Job: Track down the lines that contain "Maria" and copy them.

>> START Material for this exercise

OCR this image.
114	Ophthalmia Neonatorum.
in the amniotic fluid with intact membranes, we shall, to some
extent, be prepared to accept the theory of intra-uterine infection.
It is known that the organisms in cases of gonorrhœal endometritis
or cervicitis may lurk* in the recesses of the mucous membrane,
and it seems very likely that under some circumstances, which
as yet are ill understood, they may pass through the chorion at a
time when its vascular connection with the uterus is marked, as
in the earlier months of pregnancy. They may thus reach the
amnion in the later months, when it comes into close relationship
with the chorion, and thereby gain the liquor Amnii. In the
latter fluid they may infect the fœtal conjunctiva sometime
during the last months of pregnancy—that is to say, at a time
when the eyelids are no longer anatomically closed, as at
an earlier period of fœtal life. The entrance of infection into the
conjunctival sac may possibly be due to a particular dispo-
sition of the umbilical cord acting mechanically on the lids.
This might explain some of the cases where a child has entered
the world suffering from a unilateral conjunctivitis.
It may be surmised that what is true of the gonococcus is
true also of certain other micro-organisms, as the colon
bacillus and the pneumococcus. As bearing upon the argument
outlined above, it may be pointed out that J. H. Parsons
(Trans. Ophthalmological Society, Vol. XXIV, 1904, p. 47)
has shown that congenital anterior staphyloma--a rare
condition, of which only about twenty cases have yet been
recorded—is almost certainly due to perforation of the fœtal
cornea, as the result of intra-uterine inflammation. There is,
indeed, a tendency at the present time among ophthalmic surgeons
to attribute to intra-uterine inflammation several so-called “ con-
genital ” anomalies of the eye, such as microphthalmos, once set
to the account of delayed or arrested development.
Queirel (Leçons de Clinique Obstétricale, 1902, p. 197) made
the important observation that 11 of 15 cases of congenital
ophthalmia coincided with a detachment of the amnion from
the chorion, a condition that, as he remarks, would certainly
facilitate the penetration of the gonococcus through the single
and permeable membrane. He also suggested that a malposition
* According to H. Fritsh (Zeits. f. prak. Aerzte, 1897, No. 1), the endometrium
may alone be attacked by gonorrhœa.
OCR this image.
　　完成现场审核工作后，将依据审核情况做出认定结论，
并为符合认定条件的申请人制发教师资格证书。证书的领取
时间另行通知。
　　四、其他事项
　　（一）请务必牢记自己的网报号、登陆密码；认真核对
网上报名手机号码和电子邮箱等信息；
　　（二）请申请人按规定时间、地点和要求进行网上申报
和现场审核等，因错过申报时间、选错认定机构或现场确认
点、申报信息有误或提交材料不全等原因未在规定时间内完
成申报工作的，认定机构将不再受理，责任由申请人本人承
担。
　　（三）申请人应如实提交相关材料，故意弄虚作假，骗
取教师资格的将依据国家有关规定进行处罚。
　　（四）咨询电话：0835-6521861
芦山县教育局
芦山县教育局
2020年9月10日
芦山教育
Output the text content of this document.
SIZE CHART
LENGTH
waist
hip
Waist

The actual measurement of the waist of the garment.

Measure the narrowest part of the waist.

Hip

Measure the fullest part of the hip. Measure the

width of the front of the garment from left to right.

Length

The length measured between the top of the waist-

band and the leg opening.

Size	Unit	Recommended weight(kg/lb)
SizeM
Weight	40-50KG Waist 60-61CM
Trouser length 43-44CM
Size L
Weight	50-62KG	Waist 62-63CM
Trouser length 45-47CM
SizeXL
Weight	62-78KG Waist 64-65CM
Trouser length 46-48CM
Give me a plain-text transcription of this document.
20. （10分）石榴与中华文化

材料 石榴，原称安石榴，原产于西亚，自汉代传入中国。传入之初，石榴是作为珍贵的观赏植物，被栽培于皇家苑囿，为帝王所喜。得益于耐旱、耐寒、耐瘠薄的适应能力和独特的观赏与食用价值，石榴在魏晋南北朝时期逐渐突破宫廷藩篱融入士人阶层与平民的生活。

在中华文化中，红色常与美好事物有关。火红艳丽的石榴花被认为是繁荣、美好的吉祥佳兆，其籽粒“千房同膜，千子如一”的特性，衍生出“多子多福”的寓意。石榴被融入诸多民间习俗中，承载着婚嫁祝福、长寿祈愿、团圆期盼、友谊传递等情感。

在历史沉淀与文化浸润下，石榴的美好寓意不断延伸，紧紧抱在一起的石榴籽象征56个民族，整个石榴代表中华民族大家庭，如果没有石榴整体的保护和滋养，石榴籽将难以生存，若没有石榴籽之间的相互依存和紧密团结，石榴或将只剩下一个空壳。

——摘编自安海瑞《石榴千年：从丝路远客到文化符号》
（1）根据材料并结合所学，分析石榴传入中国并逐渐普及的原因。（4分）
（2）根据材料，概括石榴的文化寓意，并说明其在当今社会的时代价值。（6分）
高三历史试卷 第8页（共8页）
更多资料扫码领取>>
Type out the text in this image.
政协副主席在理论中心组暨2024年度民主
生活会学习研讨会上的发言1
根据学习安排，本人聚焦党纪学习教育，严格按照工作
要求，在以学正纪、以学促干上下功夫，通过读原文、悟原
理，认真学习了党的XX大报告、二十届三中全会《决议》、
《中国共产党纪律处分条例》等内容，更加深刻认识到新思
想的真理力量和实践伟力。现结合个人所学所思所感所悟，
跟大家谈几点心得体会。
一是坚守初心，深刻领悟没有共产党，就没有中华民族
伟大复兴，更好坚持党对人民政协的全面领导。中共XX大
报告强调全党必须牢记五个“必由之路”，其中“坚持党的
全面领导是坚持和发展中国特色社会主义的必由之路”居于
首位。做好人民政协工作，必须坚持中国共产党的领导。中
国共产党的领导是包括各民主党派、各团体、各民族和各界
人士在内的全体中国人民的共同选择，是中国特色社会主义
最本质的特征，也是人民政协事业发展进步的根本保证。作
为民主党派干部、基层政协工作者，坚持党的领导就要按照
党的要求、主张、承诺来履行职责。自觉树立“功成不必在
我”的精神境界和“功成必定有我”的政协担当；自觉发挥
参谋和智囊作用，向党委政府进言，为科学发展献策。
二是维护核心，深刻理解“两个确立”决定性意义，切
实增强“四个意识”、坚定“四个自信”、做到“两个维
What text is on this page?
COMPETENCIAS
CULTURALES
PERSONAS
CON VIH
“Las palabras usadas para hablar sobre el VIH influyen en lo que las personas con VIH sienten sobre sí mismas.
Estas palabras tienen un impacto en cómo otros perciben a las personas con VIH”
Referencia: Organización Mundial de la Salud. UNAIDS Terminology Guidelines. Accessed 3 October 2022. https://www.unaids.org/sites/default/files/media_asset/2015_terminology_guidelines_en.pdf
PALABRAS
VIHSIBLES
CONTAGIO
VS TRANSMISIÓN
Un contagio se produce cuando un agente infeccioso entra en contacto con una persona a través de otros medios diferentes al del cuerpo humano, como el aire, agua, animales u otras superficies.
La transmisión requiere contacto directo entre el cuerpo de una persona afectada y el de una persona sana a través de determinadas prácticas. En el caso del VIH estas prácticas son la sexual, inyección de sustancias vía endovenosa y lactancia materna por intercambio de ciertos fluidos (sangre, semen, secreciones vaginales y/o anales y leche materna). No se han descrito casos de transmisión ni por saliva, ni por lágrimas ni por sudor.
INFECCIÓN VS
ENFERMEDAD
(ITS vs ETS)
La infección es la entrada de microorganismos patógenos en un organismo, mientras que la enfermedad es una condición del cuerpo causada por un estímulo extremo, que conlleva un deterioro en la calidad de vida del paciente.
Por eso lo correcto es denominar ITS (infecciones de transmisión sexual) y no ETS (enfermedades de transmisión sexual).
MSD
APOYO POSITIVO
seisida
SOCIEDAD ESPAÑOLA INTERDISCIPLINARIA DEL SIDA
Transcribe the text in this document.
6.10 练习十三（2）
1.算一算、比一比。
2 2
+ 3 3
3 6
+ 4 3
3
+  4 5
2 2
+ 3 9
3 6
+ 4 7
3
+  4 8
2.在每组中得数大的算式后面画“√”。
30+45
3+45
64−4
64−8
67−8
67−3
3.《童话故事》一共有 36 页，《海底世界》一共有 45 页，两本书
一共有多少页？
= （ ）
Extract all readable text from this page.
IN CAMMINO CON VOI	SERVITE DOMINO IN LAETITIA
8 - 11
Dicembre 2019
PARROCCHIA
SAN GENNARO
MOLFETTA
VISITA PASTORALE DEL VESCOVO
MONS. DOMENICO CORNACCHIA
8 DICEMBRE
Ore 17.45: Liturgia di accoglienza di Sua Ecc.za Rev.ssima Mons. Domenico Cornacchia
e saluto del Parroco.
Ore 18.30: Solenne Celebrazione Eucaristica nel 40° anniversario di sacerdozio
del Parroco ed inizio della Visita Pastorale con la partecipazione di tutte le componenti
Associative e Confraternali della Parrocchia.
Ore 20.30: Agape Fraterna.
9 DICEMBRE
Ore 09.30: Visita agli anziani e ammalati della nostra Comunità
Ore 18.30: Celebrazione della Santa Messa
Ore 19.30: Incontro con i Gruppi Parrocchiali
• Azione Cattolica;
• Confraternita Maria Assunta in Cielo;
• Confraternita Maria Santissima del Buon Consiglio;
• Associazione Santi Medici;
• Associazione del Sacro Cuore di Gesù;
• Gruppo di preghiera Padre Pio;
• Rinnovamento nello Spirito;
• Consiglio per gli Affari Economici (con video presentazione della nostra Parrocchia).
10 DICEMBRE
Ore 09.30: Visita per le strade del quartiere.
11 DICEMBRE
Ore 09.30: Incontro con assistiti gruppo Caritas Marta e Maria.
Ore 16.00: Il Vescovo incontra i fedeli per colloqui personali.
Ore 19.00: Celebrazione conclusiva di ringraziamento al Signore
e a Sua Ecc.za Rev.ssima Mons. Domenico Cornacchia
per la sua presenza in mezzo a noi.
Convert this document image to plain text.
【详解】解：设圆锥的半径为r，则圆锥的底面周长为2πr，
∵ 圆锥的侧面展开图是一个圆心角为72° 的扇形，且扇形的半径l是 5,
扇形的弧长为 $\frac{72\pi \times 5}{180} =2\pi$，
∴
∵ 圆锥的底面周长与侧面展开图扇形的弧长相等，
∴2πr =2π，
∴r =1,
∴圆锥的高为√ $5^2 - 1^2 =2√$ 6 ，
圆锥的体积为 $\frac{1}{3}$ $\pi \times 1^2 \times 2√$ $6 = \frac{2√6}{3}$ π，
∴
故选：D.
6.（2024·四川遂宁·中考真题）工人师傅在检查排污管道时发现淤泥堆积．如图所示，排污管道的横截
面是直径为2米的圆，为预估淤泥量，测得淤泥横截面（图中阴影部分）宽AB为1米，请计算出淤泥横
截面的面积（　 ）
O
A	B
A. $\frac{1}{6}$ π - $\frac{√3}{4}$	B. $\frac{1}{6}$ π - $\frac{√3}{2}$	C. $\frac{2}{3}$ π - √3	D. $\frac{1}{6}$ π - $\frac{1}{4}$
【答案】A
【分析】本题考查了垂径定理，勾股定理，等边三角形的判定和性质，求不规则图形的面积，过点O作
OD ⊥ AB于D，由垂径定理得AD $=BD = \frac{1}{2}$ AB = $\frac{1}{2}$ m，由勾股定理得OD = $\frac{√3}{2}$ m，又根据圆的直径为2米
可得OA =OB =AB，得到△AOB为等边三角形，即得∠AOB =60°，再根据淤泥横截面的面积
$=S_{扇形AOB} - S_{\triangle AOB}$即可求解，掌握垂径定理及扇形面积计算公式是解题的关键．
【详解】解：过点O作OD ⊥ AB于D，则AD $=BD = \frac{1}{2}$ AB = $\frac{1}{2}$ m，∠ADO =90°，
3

>> END Material for this exercise

Solution for this problem:
• Confraternita Maria Assunta in Cielo;
• Confraternita Maria Santissima del Buon Consiglio;
Ore 09.30: Incontro con assistiti gruppo Caritas Marta e Maria.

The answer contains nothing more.